• **Text provided**
--

The Arrowhead Springs Hotel a historic defunct resort hotel near the City of Arrowhead Springs, north of San Bernardino, California. It was used as a U.S. Navy medical treatment facility during World War 2. From 1961 to 1992, it was the headquarters of Campus Crusade for Christ. In May 2017, the San Manuel Band of Mission Indians purchased the long-vacant resort.

==History==
===Site===
The site in the San Bernardino Mountains was originally home to the Yuhaaviatam clan of the Serrano people. The site has natural hot springs. On a nearby hill is an arrowhead-shaped natural landmark, which combines to give the place its English language name.

A small tuberculosis sanitarium center with a natural steam cave and mud baths opened in 1864. An 1886 fire burned down the sanitarium building. A new hotel was built in 1905 and at the same time, the Arrowhead Springs Company was founded selling bottled spring water, Arrowhead Springs water.

In 1938 the resort was sold to Hollywood group: Jay Paley, Joseph M. Schenck, Constance Bennett, Al Jolson, Darryl Zanuck and Claudette Colbert for $800,000. The second resort burned down on November 23, 1938.

===Current hotel building===
The group spent $1.5 million and built the current resort, designed by architects Paul R. Williams and Gordon Kaufmann in the Georgian style. Ground was broken in January 1939, and the Arrowhead Springs Hotel opened on December 16, 1939.

--

• **What this exercise asks**
A) According to the passage on the Arrowhead Springs Hotel, which architects designed the current resort building?
B) Carry on the passage about the Arrowhead Springs Hotel from its last sentence.

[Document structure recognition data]

--

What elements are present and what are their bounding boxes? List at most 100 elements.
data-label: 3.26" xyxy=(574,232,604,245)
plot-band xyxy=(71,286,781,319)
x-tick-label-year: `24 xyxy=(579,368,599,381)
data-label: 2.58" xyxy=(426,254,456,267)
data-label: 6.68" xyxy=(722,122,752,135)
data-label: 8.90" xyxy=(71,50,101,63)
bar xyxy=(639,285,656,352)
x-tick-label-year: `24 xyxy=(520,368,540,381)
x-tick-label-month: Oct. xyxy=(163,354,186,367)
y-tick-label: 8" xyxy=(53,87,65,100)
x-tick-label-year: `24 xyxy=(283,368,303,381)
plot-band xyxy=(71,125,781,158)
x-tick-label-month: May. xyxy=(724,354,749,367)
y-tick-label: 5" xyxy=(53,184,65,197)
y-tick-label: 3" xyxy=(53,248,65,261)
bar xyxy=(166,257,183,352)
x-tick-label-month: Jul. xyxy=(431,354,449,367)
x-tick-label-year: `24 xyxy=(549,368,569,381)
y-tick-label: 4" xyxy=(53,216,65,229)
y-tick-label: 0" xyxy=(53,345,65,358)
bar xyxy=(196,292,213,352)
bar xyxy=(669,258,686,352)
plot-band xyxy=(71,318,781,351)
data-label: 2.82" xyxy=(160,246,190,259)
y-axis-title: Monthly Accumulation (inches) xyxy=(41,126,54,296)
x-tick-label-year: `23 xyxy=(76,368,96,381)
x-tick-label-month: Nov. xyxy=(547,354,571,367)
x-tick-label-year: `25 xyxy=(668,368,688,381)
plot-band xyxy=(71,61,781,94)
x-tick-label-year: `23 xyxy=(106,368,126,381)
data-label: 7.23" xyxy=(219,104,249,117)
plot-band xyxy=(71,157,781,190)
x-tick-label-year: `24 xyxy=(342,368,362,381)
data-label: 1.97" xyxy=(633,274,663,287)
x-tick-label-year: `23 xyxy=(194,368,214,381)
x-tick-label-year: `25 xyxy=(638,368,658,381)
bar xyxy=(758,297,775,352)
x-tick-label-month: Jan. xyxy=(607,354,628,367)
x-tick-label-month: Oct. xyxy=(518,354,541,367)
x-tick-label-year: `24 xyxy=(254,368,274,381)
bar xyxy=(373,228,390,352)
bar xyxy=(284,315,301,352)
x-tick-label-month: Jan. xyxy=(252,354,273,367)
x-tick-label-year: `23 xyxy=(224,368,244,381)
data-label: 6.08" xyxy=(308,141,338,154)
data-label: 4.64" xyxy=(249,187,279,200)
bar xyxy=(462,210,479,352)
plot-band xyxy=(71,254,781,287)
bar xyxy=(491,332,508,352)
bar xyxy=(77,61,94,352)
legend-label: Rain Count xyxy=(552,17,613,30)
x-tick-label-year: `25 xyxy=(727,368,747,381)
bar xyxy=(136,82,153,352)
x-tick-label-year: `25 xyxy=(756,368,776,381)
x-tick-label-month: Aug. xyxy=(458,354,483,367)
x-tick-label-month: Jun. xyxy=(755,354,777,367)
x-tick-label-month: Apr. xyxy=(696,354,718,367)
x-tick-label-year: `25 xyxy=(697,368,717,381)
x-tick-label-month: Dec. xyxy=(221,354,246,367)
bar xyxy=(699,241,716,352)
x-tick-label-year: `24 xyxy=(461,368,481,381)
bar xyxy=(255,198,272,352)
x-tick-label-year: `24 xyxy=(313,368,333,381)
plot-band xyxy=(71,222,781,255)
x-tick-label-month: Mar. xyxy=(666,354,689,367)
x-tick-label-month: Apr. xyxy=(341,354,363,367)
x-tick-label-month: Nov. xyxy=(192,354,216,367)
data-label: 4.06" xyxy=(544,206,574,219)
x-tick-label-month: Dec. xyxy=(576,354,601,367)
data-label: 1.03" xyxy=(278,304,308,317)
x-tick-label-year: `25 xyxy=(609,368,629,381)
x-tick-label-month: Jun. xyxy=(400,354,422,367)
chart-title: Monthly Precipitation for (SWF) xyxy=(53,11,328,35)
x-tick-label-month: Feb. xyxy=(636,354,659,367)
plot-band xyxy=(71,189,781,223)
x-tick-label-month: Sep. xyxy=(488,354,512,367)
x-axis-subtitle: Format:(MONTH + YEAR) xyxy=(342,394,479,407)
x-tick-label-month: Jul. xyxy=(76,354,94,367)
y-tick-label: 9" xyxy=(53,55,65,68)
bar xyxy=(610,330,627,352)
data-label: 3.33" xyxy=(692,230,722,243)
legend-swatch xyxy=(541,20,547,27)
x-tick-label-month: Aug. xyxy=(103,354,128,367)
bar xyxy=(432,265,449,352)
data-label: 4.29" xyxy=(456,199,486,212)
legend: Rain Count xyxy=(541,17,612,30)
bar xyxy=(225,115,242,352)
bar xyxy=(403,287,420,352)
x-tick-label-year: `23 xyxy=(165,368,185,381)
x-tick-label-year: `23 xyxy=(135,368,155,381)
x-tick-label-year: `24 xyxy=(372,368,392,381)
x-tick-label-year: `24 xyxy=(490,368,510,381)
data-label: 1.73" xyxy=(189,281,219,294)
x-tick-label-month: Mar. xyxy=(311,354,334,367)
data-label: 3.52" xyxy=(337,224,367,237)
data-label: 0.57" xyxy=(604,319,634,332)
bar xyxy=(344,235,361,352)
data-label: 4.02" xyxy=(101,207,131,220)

--

• **Responses to the tasks**
A) Paul R. Williams and Gordon Kaufmann.

B)
The hotel had an outdoor swimming pool, a 130-person theater, natural hot springs, a lake, tennis courts, and recreational facilities on 1,700 acres in the mountains. The 150-room main building is a four-story with two wings. The center also had 10 bungalows. The interior was by iconic New York designer Dorothy Draper. Hollywood guests included Charlie Chaplin, Judy Garland, and Clark Gable. Bugsy Siegel was also a regular guest. The resort was used for filming movies, including Humphrey Bogart in High Sierra in 1941.

The hotel was not financially successful, and closed in May 1941. In July, the owners began negotiations with the United States Department of War to sell the hotel for conversion to an Army hospital. However, the negotiations were not completed, and the hotel went into foreclosure in September 1941. Hotelier Thomas E. Hull took possession of the resort on November 15, 1941 and reopened it on November 19 as part of his Hull Hotels chain.

On March 8, 1944, the U.S. Navy announced that it had purchased the 7.5-acre resort for conversion to a 149-room convalescent hospital, Naval Special Hospital, Arrowhead Springs, which opened on May 23, 1944. It was opened to help with the overcrowding at the U.S. Naval Hospital at Corona. In June 1944, 500 patients were transferred from Corona to Arrowhead Springs. In August 1944, the hotel was nearly destroyed by a large brush fire, which came within 100 yards of the building. By November 1945, when the hospital closed, over 5800 troops had been cared for there.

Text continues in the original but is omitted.